Collected data:
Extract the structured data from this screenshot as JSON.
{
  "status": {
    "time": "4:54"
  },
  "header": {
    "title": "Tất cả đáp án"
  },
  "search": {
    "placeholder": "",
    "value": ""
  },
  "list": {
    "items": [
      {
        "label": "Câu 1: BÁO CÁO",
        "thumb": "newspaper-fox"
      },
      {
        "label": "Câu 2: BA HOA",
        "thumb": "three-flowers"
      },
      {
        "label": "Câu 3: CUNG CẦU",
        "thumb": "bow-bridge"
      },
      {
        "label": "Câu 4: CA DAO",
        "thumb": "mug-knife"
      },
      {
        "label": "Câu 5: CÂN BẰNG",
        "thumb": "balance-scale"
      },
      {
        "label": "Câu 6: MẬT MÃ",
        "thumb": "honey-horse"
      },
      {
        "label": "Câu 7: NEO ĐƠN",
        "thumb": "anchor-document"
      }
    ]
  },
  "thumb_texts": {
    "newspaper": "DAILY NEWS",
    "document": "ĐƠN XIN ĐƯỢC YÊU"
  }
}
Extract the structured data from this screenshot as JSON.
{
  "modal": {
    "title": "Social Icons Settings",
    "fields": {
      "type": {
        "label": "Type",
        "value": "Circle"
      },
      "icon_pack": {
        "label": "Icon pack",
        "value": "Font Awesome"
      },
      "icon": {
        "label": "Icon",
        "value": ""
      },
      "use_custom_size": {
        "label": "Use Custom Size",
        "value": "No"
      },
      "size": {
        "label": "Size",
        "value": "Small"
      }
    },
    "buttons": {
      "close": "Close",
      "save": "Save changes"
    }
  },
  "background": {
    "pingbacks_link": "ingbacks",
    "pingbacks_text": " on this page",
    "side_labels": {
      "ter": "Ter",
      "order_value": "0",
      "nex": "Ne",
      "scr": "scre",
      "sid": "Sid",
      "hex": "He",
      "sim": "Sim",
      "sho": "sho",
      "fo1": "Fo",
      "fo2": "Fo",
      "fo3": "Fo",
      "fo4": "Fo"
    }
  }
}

* * *

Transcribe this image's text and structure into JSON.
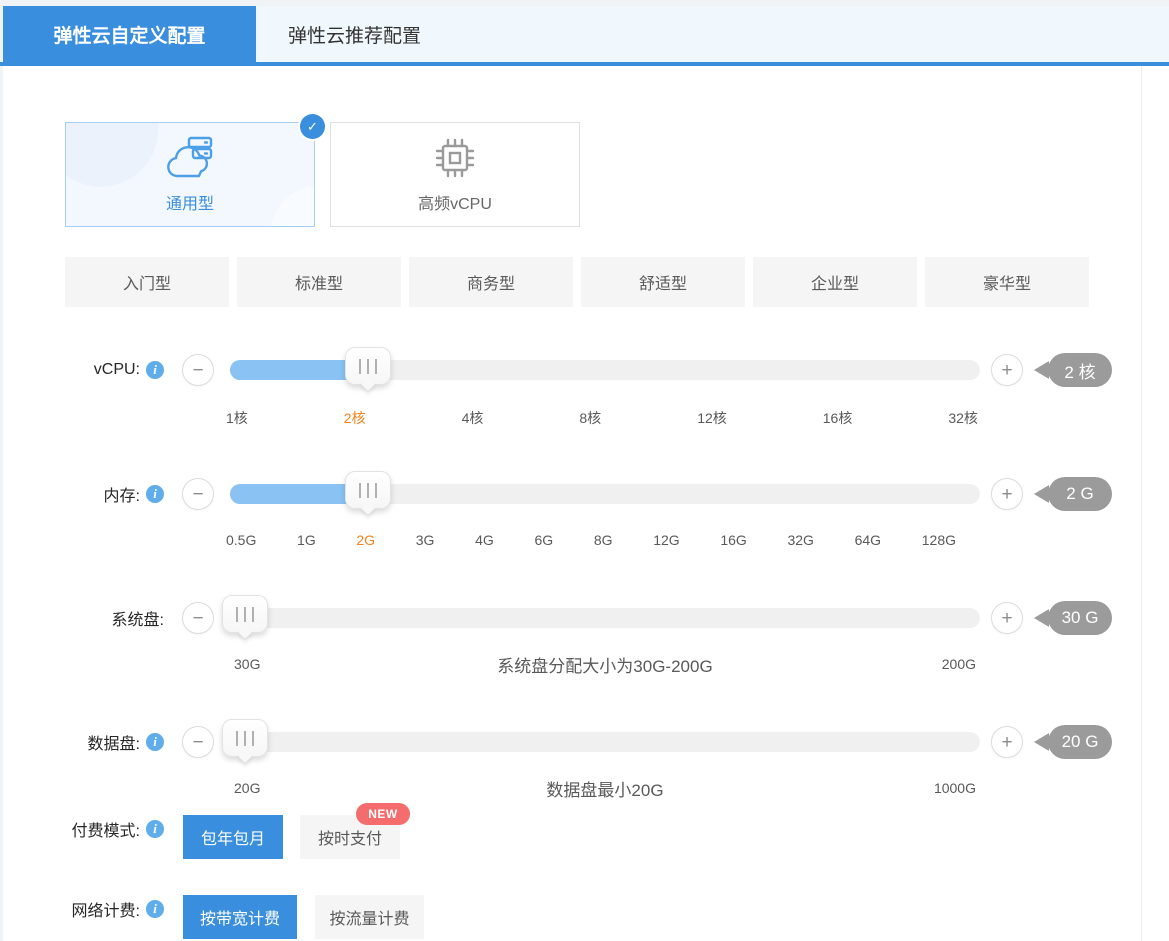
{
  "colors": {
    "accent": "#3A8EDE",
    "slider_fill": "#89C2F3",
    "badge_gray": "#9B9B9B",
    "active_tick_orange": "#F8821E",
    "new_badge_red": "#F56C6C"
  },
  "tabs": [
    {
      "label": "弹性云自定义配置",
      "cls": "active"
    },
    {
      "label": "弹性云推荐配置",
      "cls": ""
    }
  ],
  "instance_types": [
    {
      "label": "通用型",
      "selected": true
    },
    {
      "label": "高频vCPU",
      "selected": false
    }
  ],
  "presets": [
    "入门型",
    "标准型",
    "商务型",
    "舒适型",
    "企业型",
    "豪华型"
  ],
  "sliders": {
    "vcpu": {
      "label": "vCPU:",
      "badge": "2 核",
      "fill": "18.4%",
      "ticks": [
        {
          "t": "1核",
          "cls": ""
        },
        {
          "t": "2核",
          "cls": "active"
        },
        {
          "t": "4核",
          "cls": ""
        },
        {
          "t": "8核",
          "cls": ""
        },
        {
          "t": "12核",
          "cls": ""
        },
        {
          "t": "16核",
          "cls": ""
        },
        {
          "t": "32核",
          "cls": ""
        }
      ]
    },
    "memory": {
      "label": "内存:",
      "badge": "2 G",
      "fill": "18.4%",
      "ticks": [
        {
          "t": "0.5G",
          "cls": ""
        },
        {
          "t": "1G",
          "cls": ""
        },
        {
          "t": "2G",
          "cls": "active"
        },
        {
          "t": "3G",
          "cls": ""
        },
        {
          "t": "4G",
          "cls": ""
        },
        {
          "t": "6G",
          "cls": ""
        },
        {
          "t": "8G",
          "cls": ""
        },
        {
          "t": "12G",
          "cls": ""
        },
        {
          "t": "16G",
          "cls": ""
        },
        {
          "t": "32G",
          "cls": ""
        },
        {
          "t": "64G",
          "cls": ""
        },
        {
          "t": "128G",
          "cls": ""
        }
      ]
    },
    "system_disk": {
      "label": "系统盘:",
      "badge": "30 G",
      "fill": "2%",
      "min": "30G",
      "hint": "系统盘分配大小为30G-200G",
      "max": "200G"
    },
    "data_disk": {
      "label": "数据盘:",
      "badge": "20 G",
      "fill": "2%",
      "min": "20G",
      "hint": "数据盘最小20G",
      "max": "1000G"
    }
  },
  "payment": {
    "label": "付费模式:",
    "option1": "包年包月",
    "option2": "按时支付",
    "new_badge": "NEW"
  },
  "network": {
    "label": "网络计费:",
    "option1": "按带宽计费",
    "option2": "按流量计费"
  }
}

==

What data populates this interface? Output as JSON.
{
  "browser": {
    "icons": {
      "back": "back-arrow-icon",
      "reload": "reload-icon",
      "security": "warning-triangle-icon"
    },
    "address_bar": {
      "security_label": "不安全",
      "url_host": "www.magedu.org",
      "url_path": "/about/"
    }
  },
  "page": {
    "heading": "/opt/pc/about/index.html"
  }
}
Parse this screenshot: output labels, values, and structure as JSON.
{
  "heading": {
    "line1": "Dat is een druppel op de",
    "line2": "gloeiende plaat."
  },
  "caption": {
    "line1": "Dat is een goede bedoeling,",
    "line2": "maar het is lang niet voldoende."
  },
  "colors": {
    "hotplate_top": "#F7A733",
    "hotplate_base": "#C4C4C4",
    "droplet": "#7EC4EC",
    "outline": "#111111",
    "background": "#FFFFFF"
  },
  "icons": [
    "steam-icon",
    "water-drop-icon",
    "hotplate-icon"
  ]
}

TO BE DONE:
Every line in the data that holds "about" should be copied out.

FINAL RESULT:
      "url_path": "/about/"
    "heading": "/opt/pc/about/index.html"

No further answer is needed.